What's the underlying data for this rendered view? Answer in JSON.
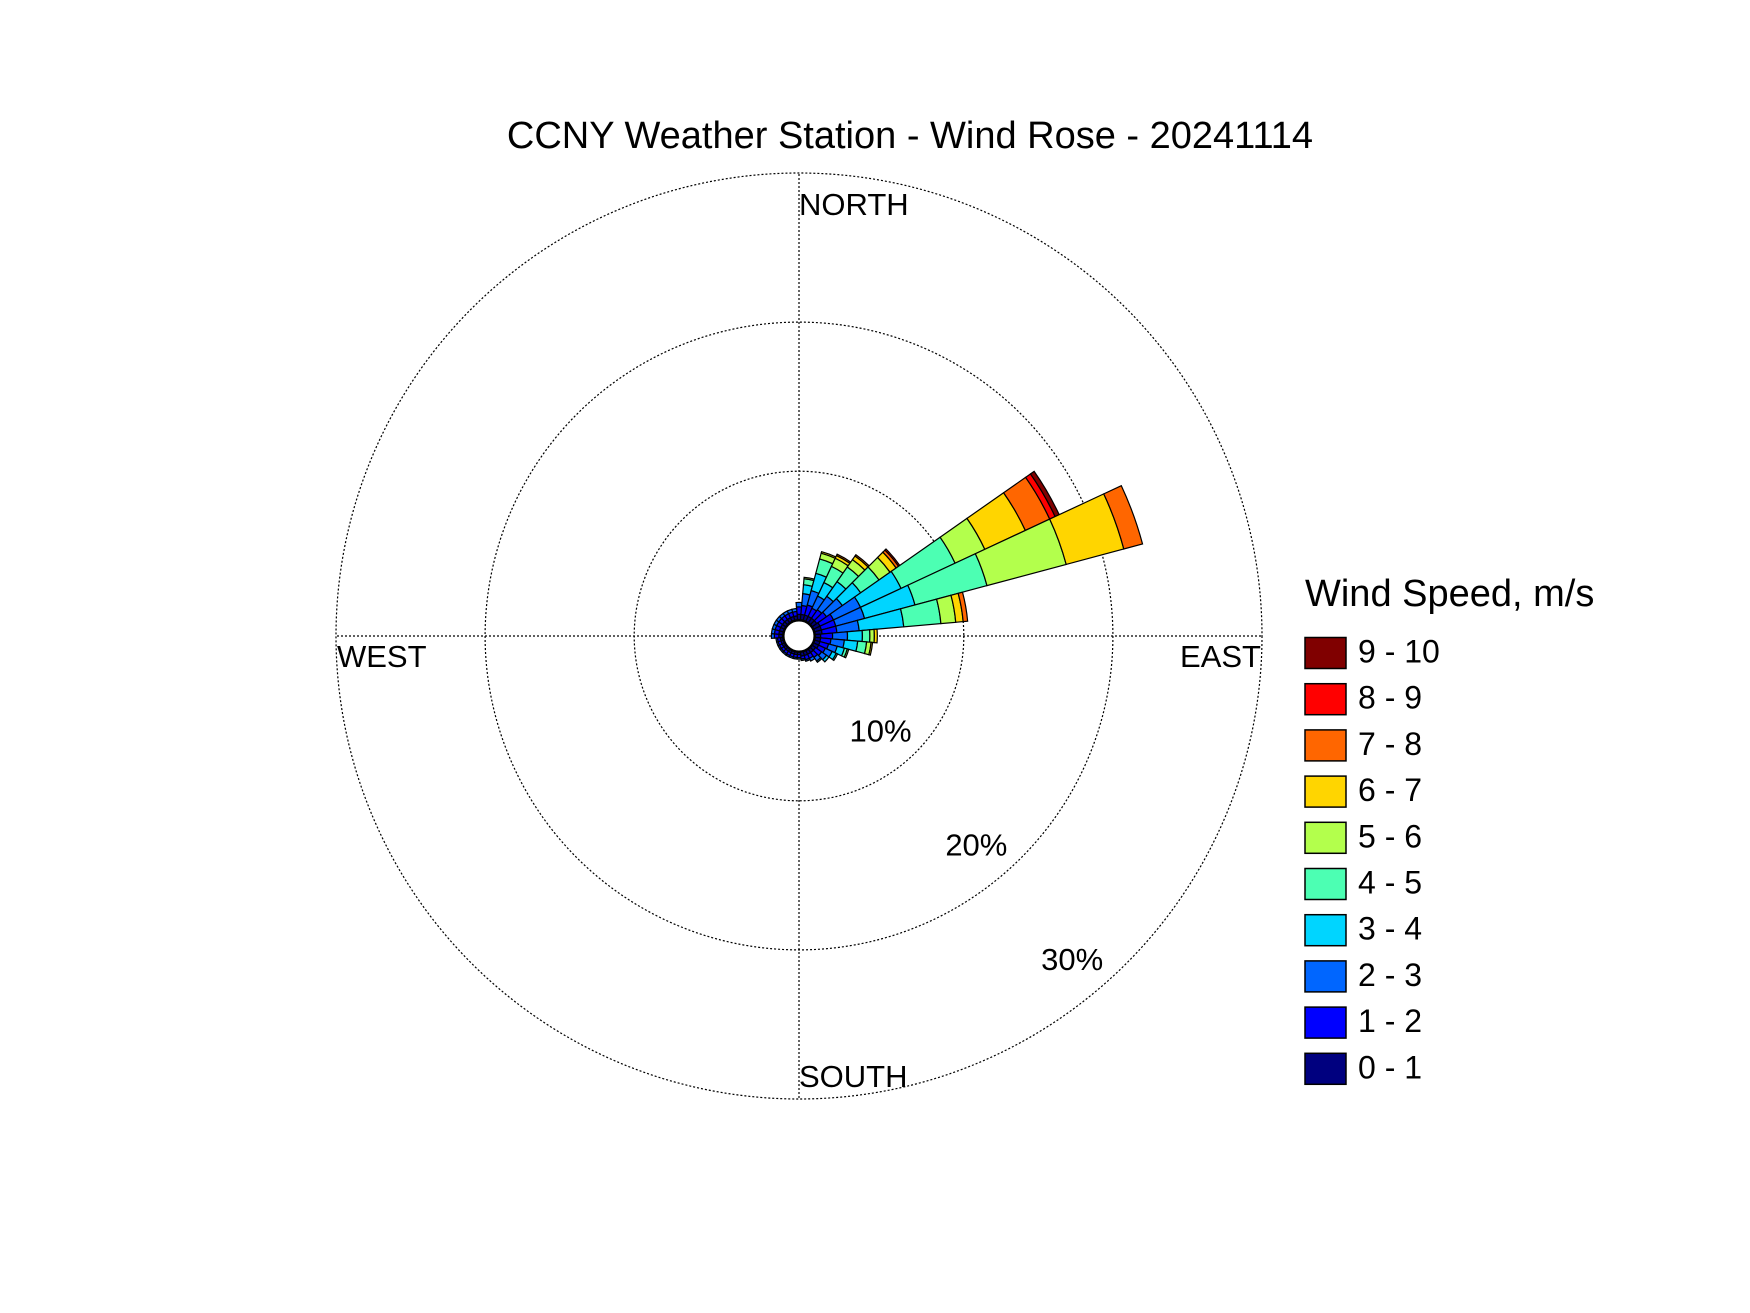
{
  "chart_data": {
    "type": "windrose",
    "title": "CCNY Weather Station - Wind Rose - 20241114",
    "labels": {
      "north": "NORTH",
      "south": "SOUTH",
      "east": "EAST",
      "west": "WEST"
    },
    "legend_title": "Wind Speed, m/s",
    "directions": [
      0,
      10,
      20,
      30,
      40,
      50,
      60,
      70,
      80,
      90,
      100,
      110,
      120,
      130,
      140,
      150,
      160,
      170,
      180,
      190,
      200,
      210,
      220,
      230,
      240,
      250,
      260,
      270,
      280,
      290,
      300,
      310,
      320,
      330,
      340,
      350
    ],
    "rlim": [
      0,
      30
    ],
    "rticks": [
      {
        "value": 10,
        "label": "10%"
      },
      {
        "value": 20,
        "label": "20%"
      },
      {
        "value": 30,
        "label": "30%"
      }
    ],
    "series": [
      {
        "name": "0 - 1",
        "color": "#00007f",
        "values": [
          0.4,
          0.4,
          0.4,
          0.4,
          0.4,
          0.4,
          0.5,
          0.5,
          0.5,
          0.4,
          0.4,
          0.4,
          0.4,
          0.3,
          0.3,
          0.3,
          0.3,
          0.3,
          0.2,
          0.2,
          0.2,
          0.2,
          0.2,
          0.2,
          0.2,
          0.2,
          0.2,
          0.3,
          0.3,
          0.3,
          0.3,
          0.3,
          0.3,
          0.3,
          0.3,
          0.3
        ]
      },
      {
        "name": "1 - 2",
        "color": "#0000ff",
        "values": [
          0.5,
          0.6,
          0.7,
          0.6,
          0.7,
          0.8,
          1,
          1,
          1,
          0.8,
          0.7,
          0.6,
          0.5,
          0.5,
          0.4,
          0.3,
          0.3,
          0.2,
          0.2,
          0.2,
          0.2,
          0.2,
          0.2,
          0.2,
          0.2,
          0.2,
          0.2,
          0.3,
          0.3,
          0.3,
          0.3,
          0.3,
          0.3,
          0.3,
          0.3,
          0.3
        ]
      },
      {
        "name": "2 - 3",
        "color": "#0066ff",
        "values": [
          0.3,
          0.8,
          1,
          0.9,
          1.1,
          1.3,
          2,
          2,
          1.5,
          1,
          0.9,
          0.6,
          0.5,
          0.4,
          0.3,
          0.2,
          0.1,
          0.1,
          0.1,
          0.1,
          0.1,
          0.1,
          0.1,
          0.1,
          0.1,
          0.1,
          0.1,
          0.2,
          0.2,
          0.2,
          0.2,
          0.2,
          0.2,
          0.2,
          0.2,
          0.2
        ]
      },
      {
        "name": "3 - 4",
        "color": "#00d5ff",
        "values": [
          0,
          0.6,
          1.2,
          1,
          1.2,
          1.5,
          3,
          3.5,
          3,
          1,
          0.9,
          0.5,
          0.3,
          0.2,
          0.1,
          0,
          0,
          0,
          0,
          0,
          0,
          0,
          0,
          0,
          0,
          0,
          0,
          0,
          0,
          0,
          0,
          0,
          0,
          0,
          0,
          0
        ]
      },
      {
        "name": "4 - 5",
        "color": "#4cffb3",
        "values": [
          0,
          0.4,
          1,
          1.2,
          1.2,
          1.5,
          4,
          5,
          2.5,
          0.5,
          0.6,
          0.2,
          0.1,
          0,
          0,
          0,
          0,
          0,
          0,
          0,
          0,
          0,
          0,
          0,
          0,
          0,
          0,
          0,
          0,
          0,
          0,
          0,
          0,
          0,
          0,
          0
        ]
      },
      {
        "name": "5 - 6",
        "color": "#b3ff4c",
        "values": [
          0,
          0.1,
          0.4,
          0.6,
          0.6,
          0.9,
          2.2,
          5.5,
          1,
          0.3,
          0.3,
          0.1,
          0,
          0,
          0,
          0,
          0,
          0,
          0,
          0,
          0,
          0,
          0,
          0,
          0,
          0,
          0,
          0,
          0,
          0,
          0,
          0,
          0,
          0,
          0,
          0
        ]
      },
      {
        "name": "6 - 7",
        "color": "#ffd500",
        "values": [
          0,
          0,
          0.1,
          0.2,
          0.3,
          0.5,
          3,
          4,
          0.5,
          0.2,
          0.1,
          0,
          0,
          0,
          0,
          0,
          0,
          0,
          0,
          0,
          0,
          0,
          0,
          0,
          0,
          0,
          0,
          0,
          0,
          0,
          0,
          0,
          0,
          0,
          0,
          0
        ]
      },
      {
        "name": "7 - 8",
        "color": "#ff6600",
        "values": [
          0,
          0,
          0,
          0.1,
          0.1,
          0.2,
          1.8,
          1.3,
          0.3,
          0,
          0,
          0,
          0,
          0,
          0,
          0,
          0,
          0,
          0,
          0,
          0,
          0,
          0,
          0,
          0,
          0,
          0,
          0,
          0,
          0,
          0,
          0,
          0,
          0,
          0,
          0
        ]
      },
      {
        "name": "8 - 9",
        "color": "#ff0000",
        "values": [
          0,
          0,
          0,
          0,
          0,
          0.1,
          0.4,
          0,
          0,
          0,
          0,
          0,
          0,
          0,
          0,
          0,
          0,
          0,
          0,
          0,
          0,
          0,
          0,
          0,
          0,
          0,
          0,
          0,
          0,
          0,
          0,
          0,
          0,
          0,
          0,
          0
        ]
      },
      {
        "name": "9 - 10",
        "color": "#800000",
        "values": [
          0,
          0,
          0,
          0,
          0,
          0,
          0.3,
          0,
          0,
          0,
          0,
          0,
          0,
          0,
          0,
          0,
          0,
          0,
          0,
          0,
          0,
          0,
          0,
          0,
          0,
          0,
          0,
          0,
          0,
          0,
          0,
          0,
          0,
          0,
          0,
          0
        ]
      }
    ]
  }
}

■ **What you will do**:
Retype the whole listing exactly and leave the pictures out.

■ **Expected answer**:
What's the underlying data for this rendered view? Answer in JSON.
{
  "chart_data": {
    "type": "windrose",
    "title": "CCNY Weather Station - Wind Rose - 20241114",
    "labels": {
      "north": "NORTH",
      "south": "SOUTH",
      "east": "EAST",
      "west": "WEST"
    },
    "legend_title": "Wind Speed, m/s",
    "directions": [
      0,
      10,
      20,
      30,
      40,
      50,
      60,
      70,
      80,
      90,
      100,
      110,
      120,
      130,
      140,
      150,
      160,
      170,
      180,
      190,
      200,
      210,
      220,
      230,
      240,
      250,
      260,
      270,
      280,
      290,
      300,
      310,
      320,
      330,
      340,
      350
    ],
    "rlim": [
      0,
      30
    ],
    "rticks": [
      {
        "value": 10,
        "label": "10%"
      },
      {
        "value": 20,
        "label": "20%"
      },
      {
        "value": 30,
        "label": "30%"
      }
    ],
    "series": [
      {
        "name": "0 - 1",
        "color": "#00007f",
        "values": [
          0.4,
          0.4,
          0.4,
          0.4,
          0.4,
          0.4,
          0.5,
          0.5,
          0.5,
          0.4,
          0.4,
          0.4,
          0.4,
          0.3,
          0.3,
          0.3,
          0.3,
          0.3,
          0.2,
          0.2,
          0.2,
          0.2,
          0.2,
          0.2,
          0.2,
          0.2,
          0.2,
          0.3,
          0.3,
          0.3,
          0.3,
          0.3,
          0.3,
          0.3,
          0.3,
          0.3
        ]
      },
      {
        "name": "1 - 2",
        "color": "#0000ff",
        "values": [
          0.5,
          0.6,
          0.7,
          0.6,
          0.7,
          0.8,
          1,
          1,
          1,
          0.8,
          0.7,
          0.6,
          0.5,
          0.5,
          0.4,
          0.3,
          0.3,
          0.2,
          0.2,
          0.2,
          0.2,
          0.2,
          0.2,
          0.2,
          0.2,
          0.2,
          0.2,
          0.3,
          0.3,
          0.3,
          0.3,
          0.3,
          0.3,
          0.3,
          0.3,
          0.3
        ]
      },
      {
        "name": "2 - 3",
        "color": "#0066ff",
        "values": [
          0.3,
          0.8,
          1,
          0.9,
          1.1,
          1.3,
          2,
          2,
          1.5,
          1,
          0.9,
          0.6,
          0.5,
          0.4,
          0.3,
          0.2,
          0.1,
          0.1,
          0.1,
          0.1,
          0.1,
          0.1,
          0.1,
          0.1,
          0.1,
          0.1,
          0.1,
          0.2,
          0.2,
          0.2,
          0.2,
          0.2,
          0.2,
          0.2,
          0.2,
          0.2
        ]
      },
      {
        "name": "3 - 4",
        "color": "#00d5ff",
        "values": [
          0,
          0.6,
          1.2,
          1,
          1.2,
          1.5,
          3,
          3.5,
          3,
          1,
          0.9,
          0.5,
          0.3,
          0.2,
          0.1,
          0,
          0,
          0,
          0,
          0,
          0,
          0,
          0,
          0,
          0,
          0,
          0,
          0,
          0,
          0,
          0,
          0,
          0,
          0,
          0,
          0
        ]
      },
      {
        "name": "4 - 5",
        "color": "#4cffb3",
        "values": [
          0,
          0.4,
          1,
          1.2,
          1.2,
          1.5,
          4,
          5,
          2.5,
          0.5,
          0.6,
          0.2,
          0.1,
          0,
          0,
          0,
          0,
          0,
          0,
          0,
          0,
          0,
          0,
          0,
          0,
          0,
          0,
          0,
          0,
          0,
          0,
          0,
          0,
          0,
          0,
          0
        ]
      },
      {
        "name": "5 - 6",
        "color": "#b3ff4c",
        "values": [
          0,
          0.1,
          0.4,
          0.6,
          0.6,
          0.9,
          2.2,
          5.5,
          1,
          0.3,
          0.3,
          0.1,
          0,
          0,
          0,
          0,
          0,
          0,
          0,
          0,
          0,
          0,
          0,
          0,
          0,
          0,
          0,
          0,
          0,
          0,
          0,
          0,
          0,
          0,
          0,
          0
        ]
      },
      {
        "name": "6 - 7",
        "color": "#ffd500",
        "values": [
          0,
          0,
          0.1,
          0.2,
          0.3,
          0.5,
          3,
          4,
          0.5,
          0.2,
          0.1,
          0,
          0,
          0,
          0,
          0,
          0,
          0,
          0,
          0,
          0,
          0,
          0,
          0,
          0,
          0,
          0,
          0,
          0,
          0,
          0,
          0,
          0,
          0,
          0,
          0
        ]
      },
      {
        "name": "7 - 8",
        "color": "#ff6600",
        "values": [
          0,
          0,
          0,
          0.1,
          0.1,
          0.2,
          1.8,
          1.3,
          0.3,
          0,
          0,
          0,
          0,
          0,
          0,
          0,
          0,
          0,
          0,
          0,
          0,
          0,
          0,
          0,
          0,
          0,
          0,
          0,
          0,
          0,
          0,
          0,
          0,
          0,
          0,
          0
        ]
      },
      {
        "name": "8 - 9",
        "color": "#ff0000",
        "values": [
          0,
          0,
          0,
          0,
          0,
          0.1,
          0.4,
          0,
          0,
          0,
          0,
          0,
          0,
          0,
          0,
          0,
          0,
          0,
          0,
          0,
          0,
          0,
          0,
          0,
          0,
          0,
          0,
          0,
          0,
          0,
          0,
          0,
          0,
          0,
          0,
          0
        ]
      },
      {
        "name": "9 - 10",
        "color": "#800000",
        "values": [
          0,
          0,
          0,
          0,
          0,
          0,
          0.3,
          0,
          0,
          0,
          0,
          0,
          0,
          0,
          0,
          0,
          0,
          0,
          0,
          0,
          0,
          0,
          0,
          0,
          0,
          0,
          0,
          0,
          0,
          0,
          0,
          0,
          0,
          0,
          0,
          0
        ]
      }
    ]
  }
}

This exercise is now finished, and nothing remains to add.